▶ GIVEN DATA:
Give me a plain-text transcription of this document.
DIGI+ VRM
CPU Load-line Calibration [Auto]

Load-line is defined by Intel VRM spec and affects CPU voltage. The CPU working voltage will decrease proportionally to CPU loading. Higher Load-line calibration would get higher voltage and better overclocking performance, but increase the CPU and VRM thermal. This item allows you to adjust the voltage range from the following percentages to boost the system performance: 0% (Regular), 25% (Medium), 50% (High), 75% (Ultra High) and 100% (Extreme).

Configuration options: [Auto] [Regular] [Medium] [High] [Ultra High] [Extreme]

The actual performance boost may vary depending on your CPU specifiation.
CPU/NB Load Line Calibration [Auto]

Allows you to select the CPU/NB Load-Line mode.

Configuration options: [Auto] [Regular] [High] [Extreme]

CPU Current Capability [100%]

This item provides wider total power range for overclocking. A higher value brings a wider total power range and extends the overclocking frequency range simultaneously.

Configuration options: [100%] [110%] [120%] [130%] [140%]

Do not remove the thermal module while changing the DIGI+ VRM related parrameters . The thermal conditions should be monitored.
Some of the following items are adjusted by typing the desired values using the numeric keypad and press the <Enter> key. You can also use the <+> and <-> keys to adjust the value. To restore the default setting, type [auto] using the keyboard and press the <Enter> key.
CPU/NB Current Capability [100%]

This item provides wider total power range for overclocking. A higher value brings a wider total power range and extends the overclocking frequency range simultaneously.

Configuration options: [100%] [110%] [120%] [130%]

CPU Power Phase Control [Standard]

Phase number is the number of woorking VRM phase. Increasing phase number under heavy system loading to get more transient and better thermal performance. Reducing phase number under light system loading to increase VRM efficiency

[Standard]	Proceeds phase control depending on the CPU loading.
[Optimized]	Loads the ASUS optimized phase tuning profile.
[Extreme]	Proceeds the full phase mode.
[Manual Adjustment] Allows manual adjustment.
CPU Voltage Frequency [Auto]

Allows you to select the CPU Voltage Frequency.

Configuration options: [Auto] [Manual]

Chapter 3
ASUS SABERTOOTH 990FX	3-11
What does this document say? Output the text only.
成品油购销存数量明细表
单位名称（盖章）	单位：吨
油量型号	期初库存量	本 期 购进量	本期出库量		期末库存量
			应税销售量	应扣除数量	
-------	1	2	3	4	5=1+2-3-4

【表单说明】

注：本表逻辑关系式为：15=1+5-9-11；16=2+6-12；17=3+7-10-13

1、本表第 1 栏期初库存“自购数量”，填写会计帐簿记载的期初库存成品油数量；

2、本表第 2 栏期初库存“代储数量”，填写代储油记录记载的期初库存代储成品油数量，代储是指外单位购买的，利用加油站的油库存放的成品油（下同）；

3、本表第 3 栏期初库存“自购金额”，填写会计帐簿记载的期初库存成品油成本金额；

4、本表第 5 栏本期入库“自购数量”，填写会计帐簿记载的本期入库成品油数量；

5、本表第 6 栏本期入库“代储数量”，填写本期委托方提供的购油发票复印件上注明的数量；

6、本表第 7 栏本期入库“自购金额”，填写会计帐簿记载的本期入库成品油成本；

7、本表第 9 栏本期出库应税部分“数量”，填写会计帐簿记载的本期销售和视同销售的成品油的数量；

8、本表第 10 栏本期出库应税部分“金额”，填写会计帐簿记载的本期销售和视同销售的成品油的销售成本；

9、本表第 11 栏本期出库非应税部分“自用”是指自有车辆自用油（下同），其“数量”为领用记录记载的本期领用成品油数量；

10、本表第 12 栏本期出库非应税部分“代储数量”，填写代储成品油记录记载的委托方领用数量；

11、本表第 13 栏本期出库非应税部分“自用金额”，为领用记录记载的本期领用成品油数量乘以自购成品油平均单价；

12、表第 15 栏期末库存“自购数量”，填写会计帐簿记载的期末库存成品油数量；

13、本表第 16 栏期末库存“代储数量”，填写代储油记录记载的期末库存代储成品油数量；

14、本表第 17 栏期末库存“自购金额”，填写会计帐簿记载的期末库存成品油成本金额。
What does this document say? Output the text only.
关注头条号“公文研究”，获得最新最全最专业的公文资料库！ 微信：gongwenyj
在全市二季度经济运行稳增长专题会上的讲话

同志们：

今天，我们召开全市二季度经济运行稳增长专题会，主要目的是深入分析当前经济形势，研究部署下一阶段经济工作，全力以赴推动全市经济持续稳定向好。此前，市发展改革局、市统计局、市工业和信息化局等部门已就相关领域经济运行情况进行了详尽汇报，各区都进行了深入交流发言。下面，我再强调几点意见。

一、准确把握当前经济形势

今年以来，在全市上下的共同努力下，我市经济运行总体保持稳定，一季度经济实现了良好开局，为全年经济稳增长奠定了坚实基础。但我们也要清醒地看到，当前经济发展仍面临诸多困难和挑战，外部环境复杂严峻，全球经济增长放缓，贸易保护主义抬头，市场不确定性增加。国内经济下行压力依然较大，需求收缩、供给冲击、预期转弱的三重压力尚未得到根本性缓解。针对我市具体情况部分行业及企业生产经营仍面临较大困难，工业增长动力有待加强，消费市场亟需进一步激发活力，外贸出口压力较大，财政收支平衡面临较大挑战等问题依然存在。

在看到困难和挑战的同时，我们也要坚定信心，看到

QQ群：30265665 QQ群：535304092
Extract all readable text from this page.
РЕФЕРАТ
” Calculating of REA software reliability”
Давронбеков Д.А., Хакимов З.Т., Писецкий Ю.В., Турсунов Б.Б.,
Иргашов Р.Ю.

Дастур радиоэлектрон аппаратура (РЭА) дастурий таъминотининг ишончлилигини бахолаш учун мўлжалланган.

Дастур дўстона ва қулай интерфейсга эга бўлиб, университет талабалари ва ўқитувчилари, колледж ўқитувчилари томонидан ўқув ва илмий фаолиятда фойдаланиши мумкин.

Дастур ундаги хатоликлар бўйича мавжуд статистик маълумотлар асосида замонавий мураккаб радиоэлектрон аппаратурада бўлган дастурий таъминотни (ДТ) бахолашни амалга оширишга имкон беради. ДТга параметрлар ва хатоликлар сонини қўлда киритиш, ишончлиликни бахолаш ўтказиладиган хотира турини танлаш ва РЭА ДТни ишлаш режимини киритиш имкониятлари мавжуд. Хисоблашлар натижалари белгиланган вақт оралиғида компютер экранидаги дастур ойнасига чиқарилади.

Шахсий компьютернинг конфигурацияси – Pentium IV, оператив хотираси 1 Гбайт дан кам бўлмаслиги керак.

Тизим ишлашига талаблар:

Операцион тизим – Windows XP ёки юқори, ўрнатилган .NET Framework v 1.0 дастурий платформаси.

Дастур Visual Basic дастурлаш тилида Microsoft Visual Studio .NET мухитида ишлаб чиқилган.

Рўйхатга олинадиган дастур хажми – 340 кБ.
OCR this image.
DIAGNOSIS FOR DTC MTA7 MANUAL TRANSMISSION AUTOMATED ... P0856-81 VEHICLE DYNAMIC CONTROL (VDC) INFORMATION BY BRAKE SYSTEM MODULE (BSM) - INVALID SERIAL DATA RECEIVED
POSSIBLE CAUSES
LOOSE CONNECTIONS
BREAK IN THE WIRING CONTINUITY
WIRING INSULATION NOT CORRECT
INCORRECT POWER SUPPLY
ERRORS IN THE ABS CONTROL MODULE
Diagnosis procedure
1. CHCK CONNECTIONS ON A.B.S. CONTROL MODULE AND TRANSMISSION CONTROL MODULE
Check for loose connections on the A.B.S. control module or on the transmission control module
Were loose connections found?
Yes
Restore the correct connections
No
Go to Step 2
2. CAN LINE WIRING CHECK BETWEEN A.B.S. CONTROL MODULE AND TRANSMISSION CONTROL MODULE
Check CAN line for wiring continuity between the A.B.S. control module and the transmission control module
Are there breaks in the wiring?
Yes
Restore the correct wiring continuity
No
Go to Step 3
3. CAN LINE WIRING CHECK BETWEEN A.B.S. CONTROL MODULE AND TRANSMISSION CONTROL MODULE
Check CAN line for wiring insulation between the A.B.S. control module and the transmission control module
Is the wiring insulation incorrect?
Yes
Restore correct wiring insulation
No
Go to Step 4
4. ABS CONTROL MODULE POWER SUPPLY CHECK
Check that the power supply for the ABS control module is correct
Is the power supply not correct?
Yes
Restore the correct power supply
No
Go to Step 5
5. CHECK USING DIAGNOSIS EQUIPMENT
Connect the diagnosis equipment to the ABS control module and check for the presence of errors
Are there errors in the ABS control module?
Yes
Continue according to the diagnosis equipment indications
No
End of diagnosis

▶ STATED PROBLEM:
Pick each line holding the word "text" out of the listing.

▶ RESULT OF THE EXERCISE:
Give me a plain-text transcription of this document.
What does this document say? Output the text only.
What does this document say? Output the text only.
Extract all readable text from this page.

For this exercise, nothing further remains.